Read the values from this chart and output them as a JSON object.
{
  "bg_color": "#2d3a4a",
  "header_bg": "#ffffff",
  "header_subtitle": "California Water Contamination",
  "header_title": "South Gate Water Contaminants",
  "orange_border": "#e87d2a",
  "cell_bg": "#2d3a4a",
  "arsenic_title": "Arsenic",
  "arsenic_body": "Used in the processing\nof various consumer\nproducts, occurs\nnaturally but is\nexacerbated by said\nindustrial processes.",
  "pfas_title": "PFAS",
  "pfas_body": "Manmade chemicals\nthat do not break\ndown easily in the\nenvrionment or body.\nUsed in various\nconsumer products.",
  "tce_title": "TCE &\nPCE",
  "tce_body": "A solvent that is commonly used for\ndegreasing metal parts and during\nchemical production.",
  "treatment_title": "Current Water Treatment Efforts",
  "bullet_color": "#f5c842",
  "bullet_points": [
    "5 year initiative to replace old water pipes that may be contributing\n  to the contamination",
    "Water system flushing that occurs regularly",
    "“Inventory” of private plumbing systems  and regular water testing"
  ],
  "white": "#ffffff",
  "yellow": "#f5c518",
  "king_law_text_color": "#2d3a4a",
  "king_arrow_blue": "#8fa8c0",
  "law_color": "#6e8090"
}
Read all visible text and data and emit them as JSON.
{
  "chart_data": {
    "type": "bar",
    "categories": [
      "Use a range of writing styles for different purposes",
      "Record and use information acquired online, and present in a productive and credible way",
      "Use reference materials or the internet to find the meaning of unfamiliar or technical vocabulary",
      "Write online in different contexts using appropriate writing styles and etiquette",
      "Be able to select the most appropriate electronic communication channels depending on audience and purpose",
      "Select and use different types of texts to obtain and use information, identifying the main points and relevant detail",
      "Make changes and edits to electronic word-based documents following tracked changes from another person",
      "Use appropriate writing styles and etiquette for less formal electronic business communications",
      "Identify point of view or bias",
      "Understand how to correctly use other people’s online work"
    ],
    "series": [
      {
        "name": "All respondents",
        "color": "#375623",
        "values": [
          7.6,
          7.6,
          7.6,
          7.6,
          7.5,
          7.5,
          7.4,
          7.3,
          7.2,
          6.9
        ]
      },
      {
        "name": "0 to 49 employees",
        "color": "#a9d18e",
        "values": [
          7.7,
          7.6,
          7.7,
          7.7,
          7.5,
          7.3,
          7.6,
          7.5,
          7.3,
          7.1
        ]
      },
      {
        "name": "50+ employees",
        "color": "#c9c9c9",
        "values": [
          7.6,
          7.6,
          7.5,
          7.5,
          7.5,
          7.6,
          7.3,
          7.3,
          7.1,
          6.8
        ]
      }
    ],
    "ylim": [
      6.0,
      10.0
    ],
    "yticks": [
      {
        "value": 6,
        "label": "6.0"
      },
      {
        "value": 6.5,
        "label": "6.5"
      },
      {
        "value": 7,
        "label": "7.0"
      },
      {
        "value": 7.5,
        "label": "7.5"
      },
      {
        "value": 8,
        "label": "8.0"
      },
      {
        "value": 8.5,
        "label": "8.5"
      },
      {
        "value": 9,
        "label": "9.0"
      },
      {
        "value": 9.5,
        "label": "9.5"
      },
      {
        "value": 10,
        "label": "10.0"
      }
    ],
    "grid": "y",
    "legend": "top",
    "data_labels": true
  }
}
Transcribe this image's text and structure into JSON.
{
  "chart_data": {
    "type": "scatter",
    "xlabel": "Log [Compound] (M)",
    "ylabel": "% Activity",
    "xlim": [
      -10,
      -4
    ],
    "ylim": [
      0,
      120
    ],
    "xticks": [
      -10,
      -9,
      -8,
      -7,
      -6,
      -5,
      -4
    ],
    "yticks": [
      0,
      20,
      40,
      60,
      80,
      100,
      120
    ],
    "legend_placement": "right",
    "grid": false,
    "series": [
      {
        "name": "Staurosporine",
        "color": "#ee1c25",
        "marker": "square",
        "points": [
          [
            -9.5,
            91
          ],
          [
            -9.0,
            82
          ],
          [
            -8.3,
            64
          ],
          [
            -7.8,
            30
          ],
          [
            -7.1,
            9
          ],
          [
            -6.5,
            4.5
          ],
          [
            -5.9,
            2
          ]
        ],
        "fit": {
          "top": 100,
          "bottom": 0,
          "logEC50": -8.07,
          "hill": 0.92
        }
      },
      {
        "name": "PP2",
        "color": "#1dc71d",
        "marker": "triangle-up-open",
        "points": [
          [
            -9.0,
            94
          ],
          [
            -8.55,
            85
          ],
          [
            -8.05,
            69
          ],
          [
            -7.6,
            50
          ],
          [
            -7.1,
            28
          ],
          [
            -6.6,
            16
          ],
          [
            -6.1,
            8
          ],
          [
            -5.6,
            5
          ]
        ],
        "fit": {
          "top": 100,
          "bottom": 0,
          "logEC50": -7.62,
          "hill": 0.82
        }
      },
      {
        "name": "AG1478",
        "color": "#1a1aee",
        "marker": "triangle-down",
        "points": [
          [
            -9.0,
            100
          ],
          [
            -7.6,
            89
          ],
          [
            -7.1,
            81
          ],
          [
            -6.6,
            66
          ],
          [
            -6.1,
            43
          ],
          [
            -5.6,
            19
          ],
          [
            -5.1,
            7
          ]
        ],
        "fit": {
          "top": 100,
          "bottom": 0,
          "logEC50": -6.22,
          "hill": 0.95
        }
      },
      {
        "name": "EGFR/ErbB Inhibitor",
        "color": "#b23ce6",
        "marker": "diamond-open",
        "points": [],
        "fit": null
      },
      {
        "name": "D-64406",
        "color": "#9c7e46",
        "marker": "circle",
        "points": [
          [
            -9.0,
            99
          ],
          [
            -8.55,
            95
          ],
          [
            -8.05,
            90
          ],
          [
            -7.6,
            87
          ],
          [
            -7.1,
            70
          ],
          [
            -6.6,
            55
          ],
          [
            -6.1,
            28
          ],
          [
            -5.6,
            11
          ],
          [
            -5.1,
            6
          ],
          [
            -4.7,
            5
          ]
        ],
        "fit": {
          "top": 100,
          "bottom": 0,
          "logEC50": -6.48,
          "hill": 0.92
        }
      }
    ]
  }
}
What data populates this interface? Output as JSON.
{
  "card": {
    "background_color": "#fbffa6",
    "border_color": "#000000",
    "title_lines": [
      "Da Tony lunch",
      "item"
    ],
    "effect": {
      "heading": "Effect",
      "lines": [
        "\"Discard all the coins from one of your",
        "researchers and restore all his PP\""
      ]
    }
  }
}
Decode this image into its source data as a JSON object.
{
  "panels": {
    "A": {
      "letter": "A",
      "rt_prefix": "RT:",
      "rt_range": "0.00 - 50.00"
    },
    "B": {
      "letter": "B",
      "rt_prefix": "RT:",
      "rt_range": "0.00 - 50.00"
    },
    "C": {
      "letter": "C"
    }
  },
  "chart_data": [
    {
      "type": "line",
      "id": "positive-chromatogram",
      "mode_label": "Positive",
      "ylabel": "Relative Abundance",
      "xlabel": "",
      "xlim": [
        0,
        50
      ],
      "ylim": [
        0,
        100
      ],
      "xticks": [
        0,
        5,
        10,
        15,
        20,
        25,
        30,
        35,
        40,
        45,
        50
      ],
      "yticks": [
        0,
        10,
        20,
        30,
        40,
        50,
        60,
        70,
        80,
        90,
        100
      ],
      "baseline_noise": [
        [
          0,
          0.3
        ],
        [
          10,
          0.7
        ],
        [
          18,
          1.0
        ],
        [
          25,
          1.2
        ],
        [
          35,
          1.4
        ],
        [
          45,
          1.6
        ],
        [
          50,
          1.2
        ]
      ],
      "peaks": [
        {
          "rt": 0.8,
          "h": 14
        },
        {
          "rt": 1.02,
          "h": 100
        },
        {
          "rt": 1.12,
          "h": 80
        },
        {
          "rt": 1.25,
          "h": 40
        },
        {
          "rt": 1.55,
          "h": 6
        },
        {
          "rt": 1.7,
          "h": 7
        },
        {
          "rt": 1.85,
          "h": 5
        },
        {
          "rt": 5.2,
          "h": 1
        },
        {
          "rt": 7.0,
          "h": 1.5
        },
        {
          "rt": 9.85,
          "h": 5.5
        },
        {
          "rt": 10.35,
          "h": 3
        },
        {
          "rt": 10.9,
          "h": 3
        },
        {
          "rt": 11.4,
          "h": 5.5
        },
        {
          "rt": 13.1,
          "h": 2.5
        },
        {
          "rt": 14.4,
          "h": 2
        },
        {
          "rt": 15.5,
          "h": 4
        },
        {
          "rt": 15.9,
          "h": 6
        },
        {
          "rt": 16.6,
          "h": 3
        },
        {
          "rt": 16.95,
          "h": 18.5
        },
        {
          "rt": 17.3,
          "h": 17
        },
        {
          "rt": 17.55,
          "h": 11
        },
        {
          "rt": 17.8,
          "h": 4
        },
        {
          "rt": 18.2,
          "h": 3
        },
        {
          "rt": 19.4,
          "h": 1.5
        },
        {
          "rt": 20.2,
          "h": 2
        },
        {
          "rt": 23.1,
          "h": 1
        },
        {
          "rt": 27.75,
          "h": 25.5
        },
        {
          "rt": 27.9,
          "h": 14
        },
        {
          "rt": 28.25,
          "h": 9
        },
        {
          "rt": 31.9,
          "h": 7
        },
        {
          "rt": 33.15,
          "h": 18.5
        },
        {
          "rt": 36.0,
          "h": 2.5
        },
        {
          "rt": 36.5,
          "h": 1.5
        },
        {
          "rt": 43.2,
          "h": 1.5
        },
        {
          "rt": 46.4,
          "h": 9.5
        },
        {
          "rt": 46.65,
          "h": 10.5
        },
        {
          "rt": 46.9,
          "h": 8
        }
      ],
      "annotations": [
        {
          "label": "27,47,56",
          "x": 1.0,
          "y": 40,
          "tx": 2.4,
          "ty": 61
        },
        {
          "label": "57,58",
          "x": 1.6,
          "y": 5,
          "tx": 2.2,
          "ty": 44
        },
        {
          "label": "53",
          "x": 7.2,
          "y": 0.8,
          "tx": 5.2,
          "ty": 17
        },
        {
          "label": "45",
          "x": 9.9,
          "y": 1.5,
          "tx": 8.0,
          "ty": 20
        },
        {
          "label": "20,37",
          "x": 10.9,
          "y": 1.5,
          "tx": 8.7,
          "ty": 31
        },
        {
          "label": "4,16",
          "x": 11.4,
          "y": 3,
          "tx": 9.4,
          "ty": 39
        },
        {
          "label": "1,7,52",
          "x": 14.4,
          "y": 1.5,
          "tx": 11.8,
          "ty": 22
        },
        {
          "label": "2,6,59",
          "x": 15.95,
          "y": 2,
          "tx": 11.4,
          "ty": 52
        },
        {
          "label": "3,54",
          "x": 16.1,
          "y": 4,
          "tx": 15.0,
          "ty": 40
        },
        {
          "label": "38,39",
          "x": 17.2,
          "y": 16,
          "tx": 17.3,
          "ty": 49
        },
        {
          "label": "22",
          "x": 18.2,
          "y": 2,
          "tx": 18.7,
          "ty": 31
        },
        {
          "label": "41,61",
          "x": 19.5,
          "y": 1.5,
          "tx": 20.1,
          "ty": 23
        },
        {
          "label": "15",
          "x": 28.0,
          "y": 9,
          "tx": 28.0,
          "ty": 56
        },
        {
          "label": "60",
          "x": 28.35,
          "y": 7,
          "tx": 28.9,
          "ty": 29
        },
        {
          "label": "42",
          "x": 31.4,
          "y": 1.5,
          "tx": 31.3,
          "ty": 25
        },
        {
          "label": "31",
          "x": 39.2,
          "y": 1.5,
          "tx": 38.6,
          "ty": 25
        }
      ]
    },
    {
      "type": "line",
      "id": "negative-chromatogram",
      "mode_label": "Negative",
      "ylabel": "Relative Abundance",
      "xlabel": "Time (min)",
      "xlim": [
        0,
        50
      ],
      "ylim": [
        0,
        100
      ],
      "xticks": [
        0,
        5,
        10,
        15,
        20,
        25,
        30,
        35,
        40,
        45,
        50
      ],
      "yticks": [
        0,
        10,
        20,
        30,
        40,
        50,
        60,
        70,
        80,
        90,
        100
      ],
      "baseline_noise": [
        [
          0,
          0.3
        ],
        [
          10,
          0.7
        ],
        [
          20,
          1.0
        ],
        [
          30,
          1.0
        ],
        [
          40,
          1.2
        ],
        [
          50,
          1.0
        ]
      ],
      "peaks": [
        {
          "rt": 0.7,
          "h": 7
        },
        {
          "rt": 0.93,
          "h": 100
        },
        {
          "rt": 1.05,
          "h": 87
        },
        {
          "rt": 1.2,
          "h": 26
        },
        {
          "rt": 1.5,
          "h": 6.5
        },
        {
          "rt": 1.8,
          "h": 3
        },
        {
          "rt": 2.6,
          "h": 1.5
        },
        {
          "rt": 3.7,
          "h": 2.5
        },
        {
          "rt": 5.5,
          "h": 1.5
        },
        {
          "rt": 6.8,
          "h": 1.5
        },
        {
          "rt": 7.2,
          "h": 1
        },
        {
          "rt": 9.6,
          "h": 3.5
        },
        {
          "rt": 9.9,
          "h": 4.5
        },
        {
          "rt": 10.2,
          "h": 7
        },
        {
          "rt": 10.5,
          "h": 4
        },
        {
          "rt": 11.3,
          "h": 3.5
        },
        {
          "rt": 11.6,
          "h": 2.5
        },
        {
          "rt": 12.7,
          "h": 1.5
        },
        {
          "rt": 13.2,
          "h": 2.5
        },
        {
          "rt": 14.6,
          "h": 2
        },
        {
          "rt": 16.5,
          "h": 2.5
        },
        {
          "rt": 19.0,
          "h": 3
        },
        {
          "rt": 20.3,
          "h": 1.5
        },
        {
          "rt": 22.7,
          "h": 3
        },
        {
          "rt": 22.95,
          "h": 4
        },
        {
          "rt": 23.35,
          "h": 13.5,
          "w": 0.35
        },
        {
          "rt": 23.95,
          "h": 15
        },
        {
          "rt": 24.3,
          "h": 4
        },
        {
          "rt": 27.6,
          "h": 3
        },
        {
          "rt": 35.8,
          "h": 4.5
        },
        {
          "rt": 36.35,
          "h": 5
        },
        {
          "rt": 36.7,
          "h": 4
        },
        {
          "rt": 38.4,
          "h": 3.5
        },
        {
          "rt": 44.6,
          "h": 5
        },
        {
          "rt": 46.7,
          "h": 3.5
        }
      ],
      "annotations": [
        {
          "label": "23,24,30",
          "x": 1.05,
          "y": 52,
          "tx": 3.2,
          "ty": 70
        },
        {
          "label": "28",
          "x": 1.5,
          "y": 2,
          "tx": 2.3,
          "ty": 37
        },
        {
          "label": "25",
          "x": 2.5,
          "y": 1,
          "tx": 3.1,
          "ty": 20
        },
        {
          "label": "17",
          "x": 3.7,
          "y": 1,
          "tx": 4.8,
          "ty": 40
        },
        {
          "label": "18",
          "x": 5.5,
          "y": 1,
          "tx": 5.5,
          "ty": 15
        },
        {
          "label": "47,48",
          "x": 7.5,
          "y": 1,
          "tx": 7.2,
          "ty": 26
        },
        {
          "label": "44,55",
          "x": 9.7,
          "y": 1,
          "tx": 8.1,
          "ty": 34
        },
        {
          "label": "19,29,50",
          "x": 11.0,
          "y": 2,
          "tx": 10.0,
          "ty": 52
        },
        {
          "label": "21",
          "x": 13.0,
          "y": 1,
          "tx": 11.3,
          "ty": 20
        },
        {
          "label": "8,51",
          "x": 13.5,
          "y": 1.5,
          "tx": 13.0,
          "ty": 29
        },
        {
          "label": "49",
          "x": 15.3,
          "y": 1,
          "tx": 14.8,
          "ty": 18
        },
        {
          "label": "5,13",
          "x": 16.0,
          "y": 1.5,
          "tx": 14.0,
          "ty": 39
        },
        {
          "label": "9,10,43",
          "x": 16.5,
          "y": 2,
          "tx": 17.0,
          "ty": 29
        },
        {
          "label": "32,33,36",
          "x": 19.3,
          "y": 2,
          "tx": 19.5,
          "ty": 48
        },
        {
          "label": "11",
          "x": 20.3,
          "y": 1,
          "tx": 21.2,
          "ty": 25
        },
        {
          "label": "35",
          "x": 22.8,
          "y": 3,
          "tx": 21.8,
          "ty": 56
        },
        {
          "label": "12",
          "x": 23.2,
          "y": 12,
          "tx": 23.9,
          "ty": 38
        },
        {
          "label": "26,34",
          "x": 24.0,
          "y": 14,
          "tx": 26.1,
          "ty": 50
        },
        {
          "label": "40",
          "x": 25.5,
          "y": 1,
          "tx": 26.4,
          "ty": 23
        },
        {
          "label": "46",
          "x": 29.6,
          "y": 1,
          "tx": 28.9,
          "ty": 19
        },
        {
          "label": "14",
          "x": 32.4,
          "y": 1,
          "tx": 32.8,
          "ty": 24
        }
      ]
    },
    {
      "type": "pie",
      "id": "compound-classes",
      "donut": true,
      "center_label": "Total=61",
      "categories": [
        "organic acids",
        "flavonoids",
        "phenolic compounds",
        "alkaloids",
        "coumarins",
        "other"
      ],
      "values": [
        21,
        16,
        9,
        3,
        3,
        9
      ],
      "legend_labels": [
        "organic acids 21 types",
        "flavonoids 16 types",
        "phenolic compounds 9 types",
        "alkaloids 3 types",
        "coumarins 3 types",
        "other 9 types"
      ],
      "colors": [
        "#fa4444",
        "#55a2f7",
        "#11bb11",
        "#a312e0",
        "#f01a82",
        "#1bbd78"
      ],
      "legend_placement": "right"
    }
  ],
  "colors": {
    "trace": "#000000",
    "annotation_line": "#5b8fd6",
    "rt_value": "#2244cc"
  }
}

--------------------

• _DIRECTIONS_
Take every line from the data that contains the word "JSON".

• _EXPECTED OUTPUT_
Read the values from this chart and output them as a JSON object.
Read all visible text and data and emit them as JSON.
Transcribe this image's text and structure into JSON.
What data populates this interface? Output as JSON.
Decode this image into its source data as a JSON object.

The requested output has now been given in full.